=== GIVEN DATA ===
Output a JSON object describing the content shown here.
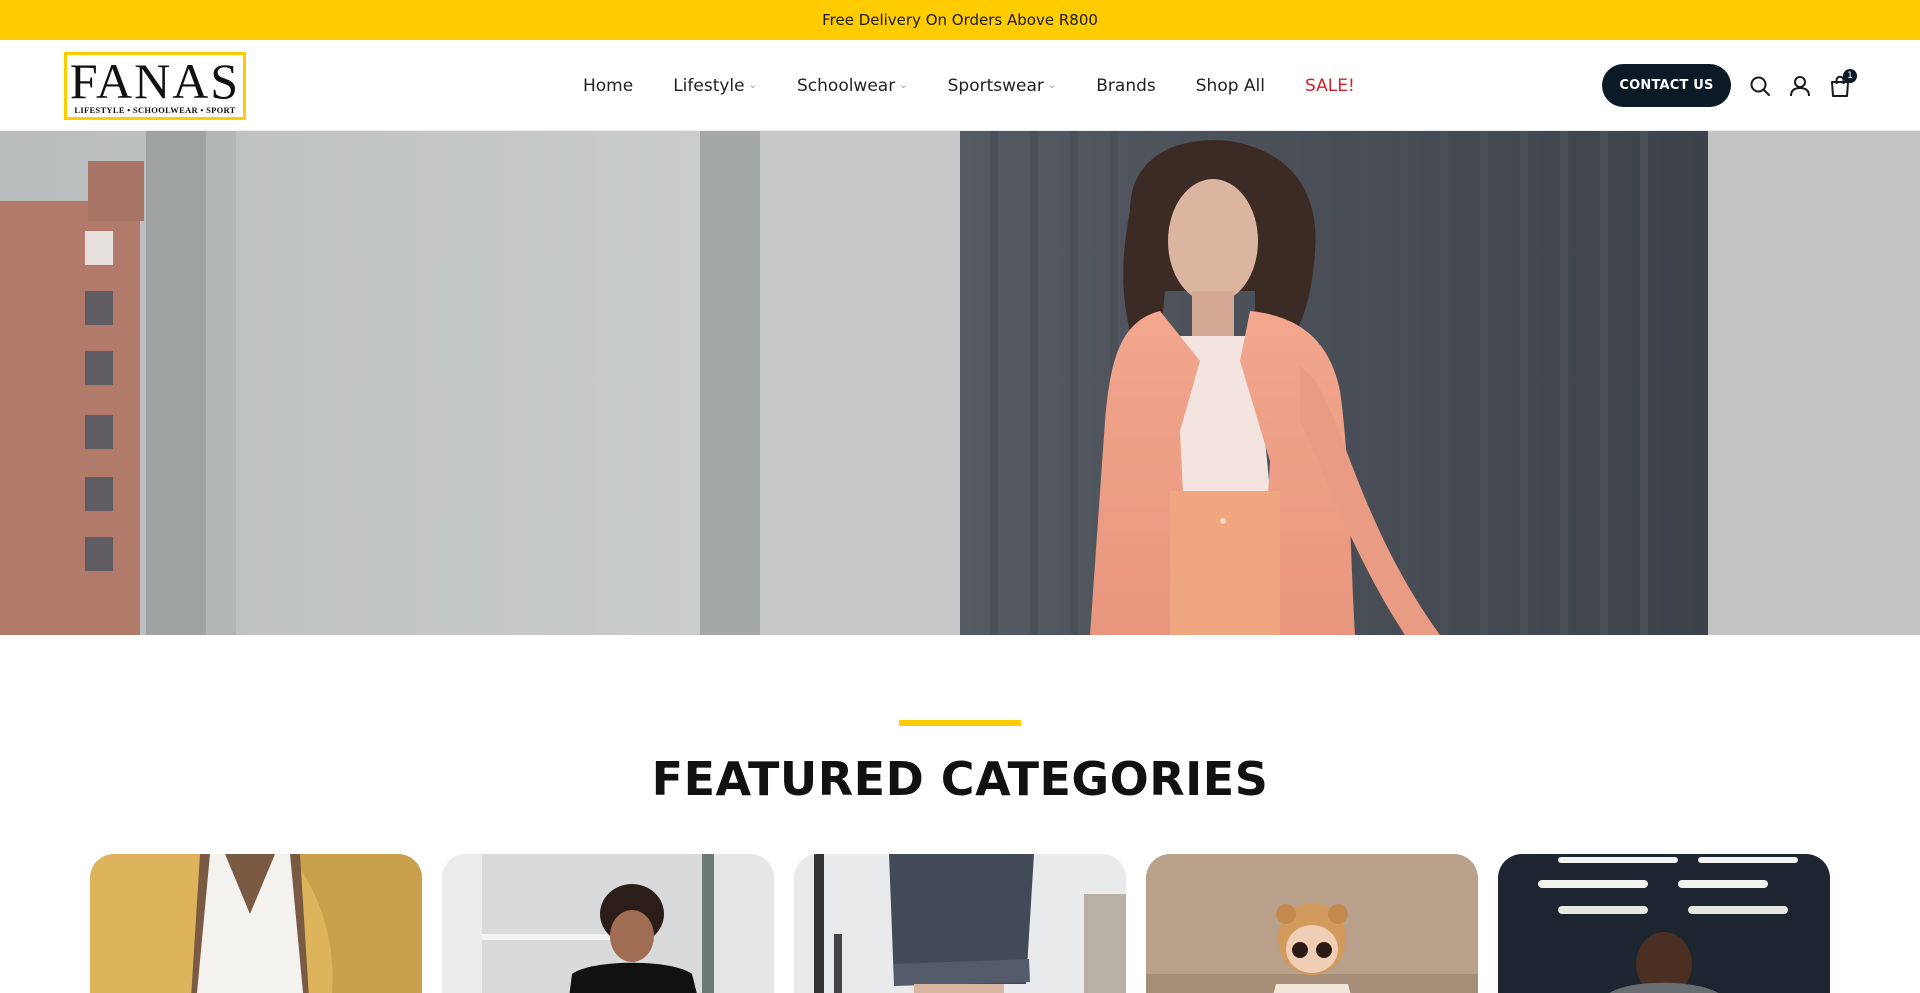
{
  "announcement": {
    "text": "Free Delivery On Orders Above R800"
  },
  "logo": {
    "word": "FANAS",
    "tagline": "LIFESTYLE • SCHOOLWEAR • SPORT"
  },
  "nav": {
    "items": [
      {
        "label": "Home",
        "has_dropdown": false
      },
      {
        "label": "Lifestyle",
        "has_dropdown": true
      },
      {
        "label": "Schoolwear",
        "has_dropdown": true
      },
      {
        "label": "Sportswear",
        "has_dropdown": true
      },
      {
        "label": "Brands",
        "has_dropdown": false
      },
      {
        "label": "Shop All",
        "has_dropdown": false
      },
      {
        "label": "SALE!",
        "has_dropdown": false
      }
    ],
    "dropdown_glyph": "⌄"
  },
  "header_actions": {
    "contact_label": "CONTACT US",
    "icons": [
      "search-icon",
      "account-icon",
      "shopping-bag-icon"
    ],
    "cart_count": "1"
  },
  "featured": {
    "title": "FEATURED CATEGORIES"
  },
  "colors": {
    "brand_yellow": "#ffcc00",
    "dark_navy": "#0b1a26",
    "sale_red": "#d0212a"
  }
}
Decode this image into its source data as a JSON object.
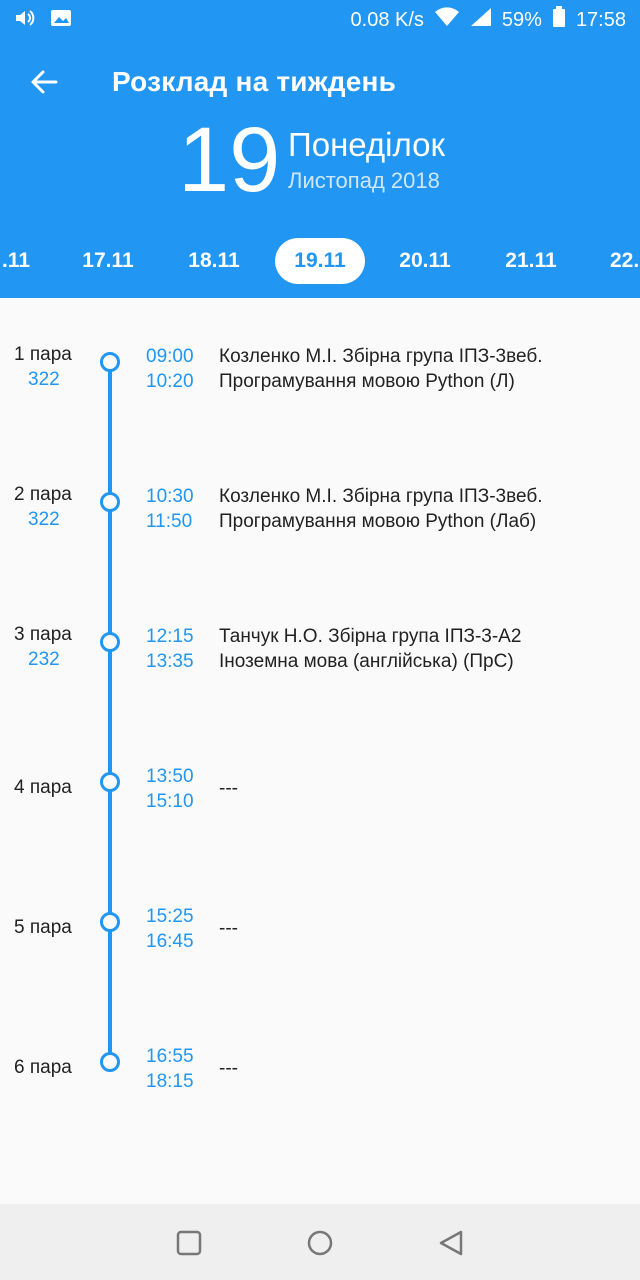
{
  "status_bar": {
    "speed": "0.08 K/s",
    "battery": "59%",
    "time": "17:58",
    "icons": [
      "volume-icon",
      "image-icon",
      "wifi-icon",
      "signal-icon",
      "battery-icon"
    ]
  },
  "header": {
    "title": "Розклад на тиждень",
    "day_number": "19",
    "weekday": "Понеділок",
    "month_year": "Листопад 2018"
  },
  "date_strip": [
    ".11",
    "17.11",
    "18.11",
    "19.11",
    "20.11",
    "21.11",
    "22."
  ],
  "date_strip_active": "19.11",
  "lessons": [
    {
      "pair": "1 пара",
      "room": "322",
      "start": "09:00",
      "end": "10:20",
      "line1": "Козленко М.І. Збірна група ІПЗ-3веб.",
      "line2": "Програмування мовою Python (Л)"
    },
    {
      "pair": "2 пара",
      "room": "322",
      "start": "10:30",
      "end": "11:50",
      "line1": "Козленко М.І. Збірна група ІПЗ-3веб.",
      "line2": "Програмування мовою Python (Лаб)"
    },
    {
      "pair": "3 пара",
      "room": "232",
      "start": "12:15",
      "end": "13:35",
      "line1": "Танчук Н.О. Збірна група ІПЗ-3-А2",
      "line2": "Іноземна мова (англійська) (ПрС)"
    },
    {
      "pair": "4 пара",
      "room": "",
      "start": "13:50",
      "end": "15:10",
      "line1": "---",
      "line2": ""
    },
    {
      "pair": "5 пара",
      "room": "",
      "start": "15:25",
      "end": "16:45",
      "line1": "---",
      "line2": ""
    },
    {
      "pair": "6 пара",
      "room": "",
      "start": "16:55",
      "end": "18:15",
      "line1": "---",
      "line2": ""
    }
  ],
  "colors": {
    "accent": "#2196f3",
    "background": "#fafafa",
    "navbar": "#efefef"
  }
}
===
=== GIVEN DATA ===
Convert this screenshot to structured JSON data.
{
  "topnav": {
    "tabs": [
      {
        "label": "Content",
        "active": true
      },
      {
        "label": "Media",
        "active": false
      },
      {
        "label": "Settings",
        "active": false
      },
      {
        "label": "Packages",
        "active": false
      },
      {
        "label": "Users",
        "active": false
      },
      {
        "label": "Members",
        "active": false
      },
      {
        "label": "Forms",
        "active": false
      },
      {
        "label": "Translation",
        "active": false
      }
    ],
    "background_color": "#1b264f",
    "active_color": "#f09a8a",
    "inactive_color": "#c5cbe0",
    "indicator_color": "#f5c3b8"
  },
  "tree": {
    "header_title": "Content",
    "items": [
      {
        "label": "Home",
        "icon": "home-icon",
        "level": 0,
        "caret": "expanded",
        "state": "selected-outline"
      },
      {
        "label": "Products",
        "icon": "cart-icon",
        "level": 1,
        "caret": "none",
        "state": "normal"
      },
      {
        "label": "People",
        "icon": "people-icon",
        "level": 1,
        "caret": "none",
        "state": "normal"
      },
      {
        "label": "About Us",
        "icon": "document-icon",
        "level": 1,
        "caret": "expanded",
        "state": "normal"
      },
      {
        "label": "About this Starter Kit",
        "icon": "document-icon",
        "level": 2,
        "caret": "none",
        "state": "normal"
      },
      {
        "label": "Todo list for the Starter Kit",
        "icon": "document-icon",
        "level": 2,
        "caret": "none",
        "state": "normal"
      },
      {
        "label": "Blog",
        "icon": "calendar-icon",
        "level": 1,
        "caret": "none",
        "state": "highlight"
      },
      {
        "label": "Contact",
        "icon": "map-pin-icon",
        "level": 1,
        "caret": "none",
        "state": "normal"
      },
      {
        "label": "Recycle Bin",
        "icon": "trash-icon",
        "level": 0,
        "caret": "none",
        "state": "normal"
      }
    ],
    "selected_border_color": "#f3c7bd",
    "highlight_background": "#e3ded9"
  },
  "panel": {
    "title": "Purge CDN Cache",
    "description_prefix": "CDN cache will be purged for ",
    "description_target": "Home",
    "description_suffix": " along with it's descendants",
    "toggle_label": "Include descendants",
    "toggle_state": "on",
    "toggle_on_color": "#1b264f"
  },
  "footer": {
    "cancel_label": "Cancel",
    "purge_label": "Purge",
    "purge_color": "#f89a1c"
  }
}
===
• YOUR OBJECTIVE:
Where a line above contains the string "JSON", copy that line.

• OUTPUT:
Output a JSON object describing the content shown here.
Decode this image into its source data as a JSON object.
Convert this screenshot to structured JSON data.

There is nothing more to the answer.